### Written exercise 1:
In the article on capital controls, which country is named as a later case where capital controls were credited with limiting a currency crisis?

### Text to read:
════════════════════

By Nicole Fosse on 19 June 2012 for the Automatic Earth -

 [IB Editor's note: This article as several lengthy quotes and references to support position that we have removed. Go to original source (link above) for that material.]

Image above: An artist's incendiary response to his JP Morgan Chase bank statement from CEO Jamie Dimon. From (

The ending of extend-and-pretend is ushering in a new era of fear and uncertainty which is rapidly evolving into the next phase of the on-going credit crunch.

It is becoming clearer to many that the problems run much deeper than they had perceived, and more people all the time are realizing the systemic nature of the risks we are facing. Fear leads to knee-jerk reactions. In financial markets, it leads to volatility and self-fulfilling prophecies to the downside. It leads to capital flight, and then to capital controls.

Capital controls were an integral part of the Bretton Woods regime, but went out of favour in the expansionist Washington Consensus era that followed. They remain controversial.

Capital controls appear to have limited contagion and economic damage in the Asian Financial Crisis in 1997/98. In later cases of relatively isolated financial crises, notably Iceland, they have also been credited with limiting the scope of krona currency crisis.

Capital controls are rapidly returning to official favour, but the likelihood of being able to employ them to contain a crisis orders of magnitude larger in scope is very small. Under such conditions, the risk is that capital controls will amplify the fear that is the driving force for capital flight.

The spread of financial contagion - fear by another name - is increasingly evident in Europe at the moment. Interest rates are one measure of fear, representing the perceived risk of default and thus a risk premium. As this perceived risk rises, interest rates go up, but this has the effect of making the debt harder to repay, leading to a further increase in the perceived risk of default, and therefore higher interest rates yet again.

Once a country is trapped in this vicious circle, collective psychology tells us where it will lead - to default. Similarly, austerity programmes force default by making it more difficult to repay loans by forcing economic contraction. Positive feedback loops have an inexorable progression that picks up momentum as they proceed.

Perception of risk drives capital flows - away from problem states and toward safe havens. What happens is that spreads rise. Perception of high risk leads to much higher rates, whereas perception of lower risk leads to falling rates, at least in the early stages of a financial crisis. Safe haven status does not require objective measures of safety or sounds fundamentals. All one has to be is the least worst option. Money goes from where the fear is to where the fear is not, pushing some over the edge, while buying time for others. In either case, large capital flows are destabilizing, and governments will try to use capital controls to prevent them.

The situation with the erstwhile European single currency is the epicentre of financial crisis this time. It is creating multiple risk distinctions - periphery versus core within the eurozone, long term versus short term, and also an increasing disparity between the euro countries and those outside the single currency. Clearly the interest rates are rising in the countries of the European periphery, to the point where these countries are effectively being shut out of international credit markets, and the businesses, local authorities and individuals within them are experiencing knock-on drying up of liquidity.

════════════════════

(Dataset rows)
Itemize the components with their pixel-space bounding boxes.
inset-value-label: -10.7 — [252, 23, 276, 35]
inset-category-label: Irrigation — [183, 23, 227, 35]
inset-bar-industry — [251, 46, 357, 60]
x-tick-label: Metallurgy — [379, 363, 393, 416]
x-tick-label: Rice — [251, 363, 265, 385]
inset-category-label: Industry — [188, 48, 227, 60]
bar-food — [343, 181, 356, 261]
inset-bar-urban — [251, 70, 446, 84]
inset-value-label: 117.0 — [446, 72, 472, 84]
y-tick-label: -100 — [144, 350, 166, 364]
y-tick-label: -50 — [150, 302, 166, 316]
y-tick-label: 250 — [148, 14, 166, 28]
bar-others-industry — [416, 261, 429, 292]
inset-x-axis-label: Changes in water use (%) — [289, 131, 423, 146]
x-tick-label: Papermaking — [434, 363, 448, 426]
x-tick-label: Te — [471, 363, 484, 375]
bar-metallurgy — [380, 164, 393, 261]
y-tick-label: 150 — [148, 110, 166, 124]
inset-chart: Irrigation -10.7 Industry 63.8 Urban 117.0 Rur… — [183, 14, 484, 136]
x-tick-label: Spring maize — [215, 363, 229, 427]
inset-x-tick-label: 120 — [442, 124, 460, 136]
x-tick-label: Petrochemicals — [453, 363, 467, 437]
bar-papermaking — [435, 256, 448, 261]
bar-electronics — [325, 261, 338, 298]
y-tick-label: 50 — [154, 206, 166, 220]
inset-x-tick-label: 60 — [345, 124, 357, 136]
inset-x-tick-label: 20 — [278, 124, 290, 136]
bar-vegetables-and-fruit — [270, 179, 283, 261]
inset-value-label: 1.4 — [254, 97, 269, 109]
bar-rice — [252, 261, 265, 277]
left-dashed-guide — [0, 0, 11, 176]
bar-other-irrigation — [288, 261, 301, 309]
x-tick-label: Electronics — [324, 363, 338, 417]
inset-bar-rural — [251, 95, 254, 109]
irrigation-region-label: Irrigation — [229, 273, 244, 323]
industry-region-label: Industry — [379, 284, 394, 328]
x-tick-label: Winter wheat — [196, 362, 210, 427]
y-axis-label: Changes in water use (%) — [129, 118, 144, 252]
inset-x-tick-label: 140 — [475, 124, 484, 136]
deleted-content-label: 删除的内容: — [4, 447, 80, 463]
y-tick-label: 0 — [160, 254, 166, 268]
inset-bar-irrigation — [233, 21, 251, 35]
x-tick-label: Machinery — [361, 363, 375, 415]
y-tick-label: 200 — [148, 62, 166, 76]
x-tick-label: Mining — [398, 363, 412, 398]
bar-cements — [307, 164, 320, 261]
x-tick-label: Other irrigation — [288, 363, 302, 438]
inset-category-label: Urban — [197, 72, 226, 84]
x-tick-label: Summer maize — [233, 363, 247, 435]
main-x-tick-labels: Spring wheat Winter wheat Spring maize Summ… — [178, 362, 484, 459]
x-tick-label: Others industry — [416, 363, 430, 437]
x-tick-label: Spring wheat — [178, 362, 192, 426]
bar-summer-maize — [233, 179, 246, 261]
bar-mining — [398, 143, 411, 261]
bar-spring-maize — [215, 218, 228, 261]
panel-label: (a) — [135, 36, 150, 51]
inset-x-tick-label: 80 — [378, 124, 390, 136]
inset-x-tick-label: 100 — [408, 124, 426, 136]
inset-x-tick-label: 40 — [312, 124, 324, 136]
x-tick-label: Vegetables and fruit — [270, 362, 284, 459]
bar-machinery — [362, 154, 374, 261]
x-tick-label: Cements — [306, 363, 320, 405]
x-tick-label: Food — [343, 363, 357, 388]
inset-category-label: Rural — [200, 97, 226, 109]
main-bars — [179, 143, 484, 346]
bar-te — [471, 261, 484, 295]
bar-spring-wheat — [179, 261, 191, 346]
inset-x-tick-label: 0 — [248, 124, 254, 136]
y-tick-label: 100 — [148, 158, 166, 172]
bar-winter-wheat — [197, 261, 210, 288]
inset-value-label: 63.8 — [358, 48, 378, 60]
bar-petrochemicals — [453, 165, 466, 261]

════════════════════

### Written exercise 2:
Retype the dataset rows from their first line through the line containing "inset-x-tick-label: 20 — [278, 124, 290, 136]", including both ends, without changing any line.

### Written solution 1:
Iceland

### Written solution 2:
Itemize the components with their pixel-space bounding boxes.
inset-value-label: -10.7 — [252, 23, 276, 35]
inset-category-label: Irrigation — [183, 23, 227, 35]
inset-bar-industry — [251, 46, 357, 60]
x-tick-label: Metallurgy — [379, 363, 393, 416]
x-tick-label: Rice — [251, 363, 265, 385]
inset-category-label: Industry — [188, 48, 227, 60]
bar-food — [343, 181, 356, 261]
inset-bar-urban — [251, 70, 446, 84]
inset-value-label: 117.0 — [446, 72, 472, 84]
y-tick-label: -100 — [144, 350, 166, 364]
y-tick-label: -50 — [150, 302, 166, 316]
y-tick-label: 250 — [148, 14, 166, 28]
bar-others-industry — [416, 261, 429, 292]
inset-x-axis-label: Changes in water use (%) — [289, 131, 423, 146]
x-tick-label: Papermaking — [434, 363, 448, 426]
x-tick-label: Te — [471, 363, 484, 375]
bar-metallurgy — [380, 164, 393, 261]
y-tick-label: 150 — [148, 110, 166, 124]
inset-chart: Irrigation -10.7 Industry 63.8 Urban 117.0 Rur… — [183, 14, 484, 136]
x-tick-label: Spring maize — [215, 363, 229, 427]
inset-x-tick-label: 120 — [442, 124, 460, 136]
x-tick-label: Petrochemicals — [453, 363, 467, 437]
bar-papermaking — [435, 256, 448, 261]
bar-electronics — [325, 261, 338, 298]
y-tick-label: 50 — [154, 206, 166, 220]
inset-x-tick-label: 60 — [345, 124, 357, 136]
inset-x-tick-label: 20 — [278, 124, 290, 136]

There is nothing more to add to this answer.